• **EXERCISE DIRECTIONS**: Reproduce each line that includes the word "settings".

··· ENTRIES PROVIDED

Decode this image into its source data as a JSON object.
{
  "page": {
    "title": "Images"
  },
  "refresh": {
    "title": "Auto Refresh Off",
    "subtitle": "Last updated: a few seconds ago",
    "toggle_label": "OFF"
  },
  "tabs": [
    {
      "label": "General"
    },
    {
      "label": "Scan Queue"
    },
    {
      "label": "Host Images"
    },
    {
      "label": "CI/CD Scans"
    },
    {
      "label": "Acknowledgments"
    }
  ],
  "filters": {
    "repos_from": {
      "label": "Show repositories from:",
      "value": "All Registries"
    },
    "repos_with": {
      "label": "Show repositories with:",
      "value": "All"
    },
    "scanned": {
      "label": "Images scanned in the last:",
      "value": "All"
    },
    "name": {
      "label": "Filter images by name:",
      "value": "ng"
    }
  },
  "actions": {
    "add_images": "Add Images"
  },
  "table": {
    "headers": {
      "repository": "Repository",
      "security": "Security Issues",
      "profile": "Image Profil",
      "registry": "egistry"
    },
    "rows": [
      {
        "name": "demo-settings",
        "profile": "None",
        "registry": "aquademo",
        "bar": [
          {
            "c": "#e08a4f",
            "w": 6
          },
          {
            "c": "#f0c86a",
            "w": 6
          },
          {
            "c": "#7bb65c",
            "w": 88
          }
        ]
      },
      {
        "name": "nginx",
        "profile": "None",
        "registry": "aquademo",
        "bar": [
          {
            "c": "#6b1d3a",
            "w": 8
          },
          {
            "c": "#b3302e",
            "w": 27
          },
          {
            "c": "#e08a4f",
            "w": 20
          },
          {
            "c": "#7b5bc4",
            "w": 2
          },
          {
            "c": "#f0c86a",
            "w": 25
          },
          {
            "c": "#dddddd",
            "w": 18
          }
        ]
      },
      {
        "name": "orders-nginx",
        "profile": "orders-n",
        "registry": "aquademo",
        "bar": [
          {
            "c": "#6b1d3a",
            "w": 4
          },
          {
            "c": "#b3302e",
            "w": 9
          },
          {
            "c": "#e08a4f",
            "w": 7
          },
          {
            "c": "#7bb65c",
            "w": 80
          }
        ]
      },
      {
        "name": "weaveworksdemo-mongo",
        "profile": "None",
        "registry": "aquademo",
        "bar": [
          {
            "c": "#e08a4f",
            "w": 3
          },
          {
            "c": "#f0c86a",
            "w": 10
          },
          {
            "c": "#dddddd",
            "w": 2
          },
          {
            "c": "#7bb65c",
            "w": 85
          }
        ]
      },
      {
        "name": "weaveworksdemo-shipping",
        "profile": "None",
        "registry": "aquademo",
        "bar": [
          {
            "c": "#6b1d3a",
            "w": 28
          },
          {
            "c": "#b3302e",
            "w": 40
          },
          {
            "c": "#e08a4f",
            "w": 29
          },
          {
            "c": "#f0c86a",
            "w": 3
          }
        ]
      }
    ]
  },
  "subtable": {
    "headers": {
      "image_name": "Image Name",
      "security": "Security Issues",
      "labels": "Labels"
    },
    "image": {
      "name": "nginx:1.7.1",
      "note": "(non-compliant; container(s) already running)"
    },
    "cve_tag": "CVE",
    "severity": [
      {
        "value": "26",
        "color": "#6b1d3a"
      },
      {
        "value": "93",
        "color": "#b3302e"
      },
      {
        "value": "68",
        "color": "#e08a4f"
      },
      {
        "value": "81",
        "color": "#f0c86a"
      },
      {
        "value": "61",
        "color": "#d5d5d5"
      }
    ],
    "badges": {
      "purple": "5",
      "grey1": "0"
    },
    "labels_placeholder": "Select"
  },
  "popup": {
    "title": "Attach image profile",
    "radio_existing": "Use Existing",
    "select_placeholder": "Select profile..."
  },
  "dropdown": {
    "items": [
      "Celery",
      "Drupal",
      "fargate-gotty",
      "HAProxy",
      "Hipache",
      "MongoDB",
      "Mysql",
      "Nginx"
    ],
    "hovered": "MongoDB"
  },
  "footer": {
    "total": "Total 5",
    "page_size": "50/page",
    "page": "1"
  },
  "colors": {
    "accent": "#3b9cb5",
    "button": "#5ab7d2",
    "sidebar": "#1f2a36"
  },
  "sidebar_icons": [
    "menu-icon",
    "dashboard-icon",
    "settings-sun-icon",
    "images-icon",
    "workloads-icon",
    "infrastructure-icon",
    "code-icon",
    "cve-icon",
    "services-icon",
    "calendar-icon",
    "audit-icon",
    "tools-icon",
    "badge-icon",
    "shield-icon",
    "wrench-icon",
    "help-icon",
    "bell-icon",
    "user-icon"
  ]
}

······

• **PROBLEM SOLUTION**:
        "name": "demo-settings",
    "settings-sun-icon",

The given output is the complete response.